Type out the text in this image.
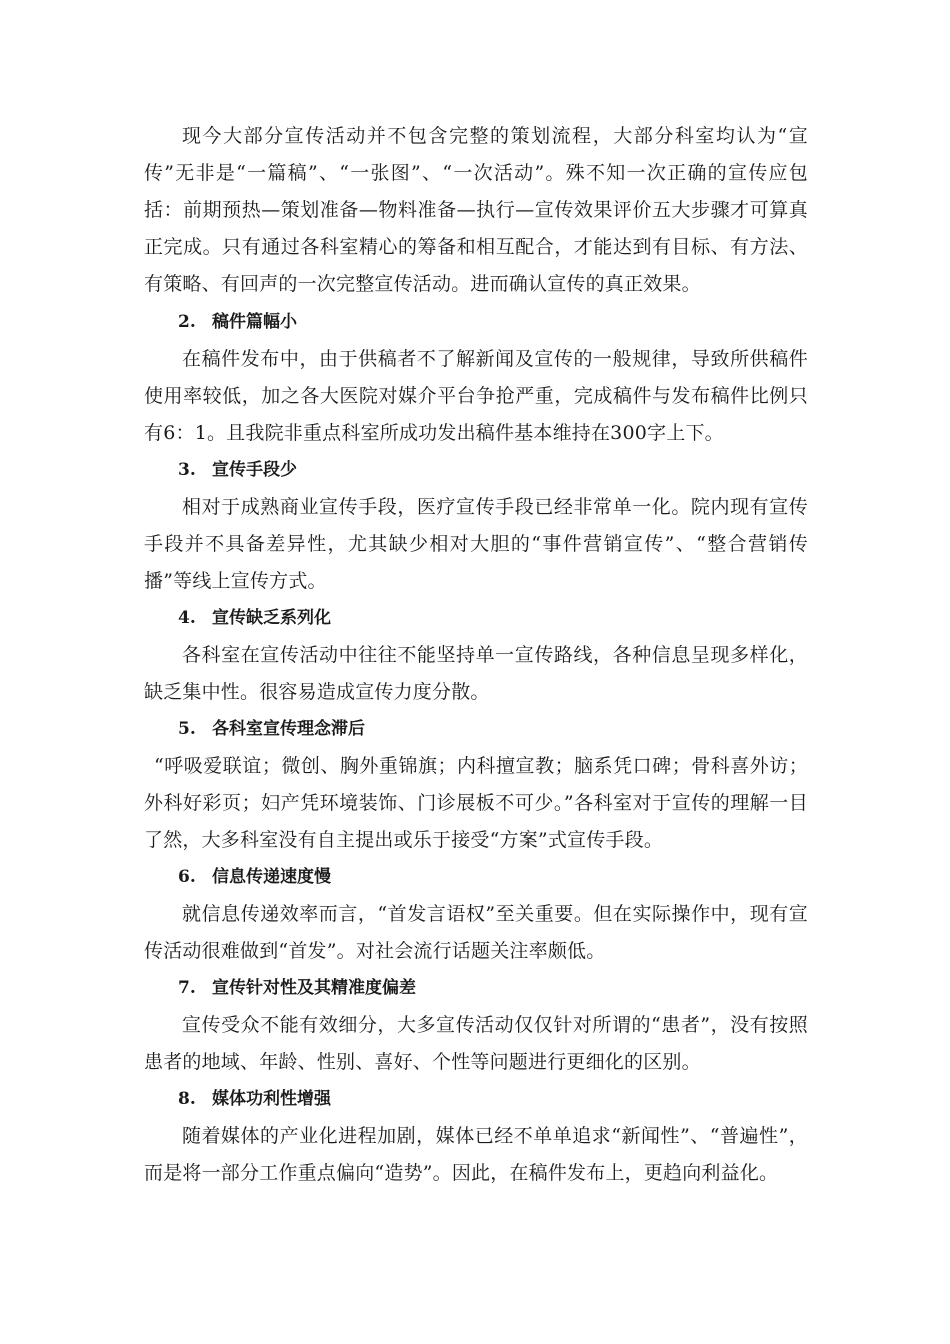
现今大部分宣传活动并不包含完整的策划流程，大部分科室均认为“宣传”无非是“一篇稿”、“一张图”、“一次活动”。殊不知一次正确的宣传应包括：前期预热—策划准备—物料准备—执行—宣传效果评价五大步骤才可算真正完成。只有通过各科室精心的筹备和相互配合，才能达到有目标、有方法、有策略、有回声的一次完整宣传活动。进而确认宣传的真正效果。

2. 稿件篇幅小

在稿件发布中，由于供稿者不了解新闻及宣传的一般规律，导致所供稿件使用率较低，加之各大医院对媒介平台争抢严重，完成稿件与发布稿件比例只有6：1。且我院非重点科室所成功发出稿件基本维持在300字上下。

3. 宣传手段少

相对于成熟商业宣传手段，医疗宣传手段已经非常单一化。院内现有宣传手段并不具备差异性，尤其缺少相对大胆的“事件营销宣传”、“整合营销传播”等线上宣传方式。

4. 宣传缺乏系列化

各科室在宣传活动中往往不能坚持单一宣传路线，各种信息呈现多样化，缺乏集中性。很容易造成宣传力度分散。

5. 各科室宣传理念滞后

“呼吸爱联谊；微创、胸外重锦旗；内科擅宣教；脑系凭口碑；骨科喜外访；外科好彩页；妇产凭环境装饰、门诊展板不可少。”各科室对于宣传的理解一目了然，大多科室没有自主提出或乐于接受“方案”式宣传手段。

6. 信息传递速度慢

就信息传递效率而言，“首发言语权”至关重要。但在实际操作中，现有宣传活动很难做到“首发”。对社会流行话题关注率颇低。

7. 宣传针对性及其精准度偏差

宣传受众不能有效细分，大多宣传活动仅仅针对所谓的“患者”，没有按照患者的地域、年龄、性别、喜好、个性等问题进行更细化的区别。

8. 媒体功利性增强

随着媒体的产业化进程加剧，媒体已经不单单追求“新闻性”、“普遍性”，而是将一部分工作重点偏向“造势”。因此，在稿件发布上，更趋向利益化。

= = = = =

**YOUR INSTRUCTIONS:** Please write out all of the material above without changing a word, and omit any pictures.

**TASK OUTPUT:**
Type out the text in this image.
现今大部分宣传活动并不包含完整的策划流程，大部分科室均认为“宣传”无非是“一篇稿”、“一张图”、“一次活动”。殊不知一次正确的宣传应包括：前期预热—策划准备—物料准备—执行—宣传效果评价五大步骤才可算真正完成。只有通过各科室精心的筹备和相互配合，才能达到有目标、有方法、有策略、有回声的一次完整宣传活动。进而确认宣传的真正效果。

2. 稿件篇幅小

在稿件发布中，由于供稿者不了解新闻及宣传的一般规律，导致所供稿件使用率较低，加之各大医院对媒介平台争抢严重，完成稿件与发布稿件比例只有6：1。且我院非重点科室所成功发出稿件基本维持在300字上下。

3. 宣传手段少

相对于成熟商业宣传手段，医疗宣传手段已经非常单一化。院内现有宣传手段并不具备差异性，尤其缺少相对大胆的“事件营销宣传”、“整合营销传播”等线上宣传方式。

4. 宣传缺乏系列化

各科室在宣传活动中往往不能坚持单一宣传路线，各种信息呈现多样化，缺乏集中性。很容易造成宣传力度分散。

5. 各科室宣传理念滞后

“呼吸爱联谊；微创、胸外重锦旗；内科擅宣教；脑系凭口碑；骨科喜外访；外科好彩页；妇产凭环境装饰、门诊展板不可少。”各科室对于宣传的理解一目了然，大多科室没有自主提出或乐于接受“方案”式宣传手段。

6. 信息传递速度慢

就信息传递效率而言，“首发言语权”至关重要。但在实际操作中，现有宣传活动很难做到“首发”。对社会流行话题关注率颇低。

7. 宣传针对性及其精准度偏差

宣传受众不能有效细分，大多宣传活动仅仅针对所谓的“患者”，没有按照患者的地域、年龄、性别、喜好、个性等问题进行更细化的区别。

8. 媒体功利性增强

随着媒体的产业化进程加剧，媒体已经不单单追求“新闻性”、“普遍性”，而是将一部分工作重点偏向“造势”。因此，在稿件发布上，更趋向利益化。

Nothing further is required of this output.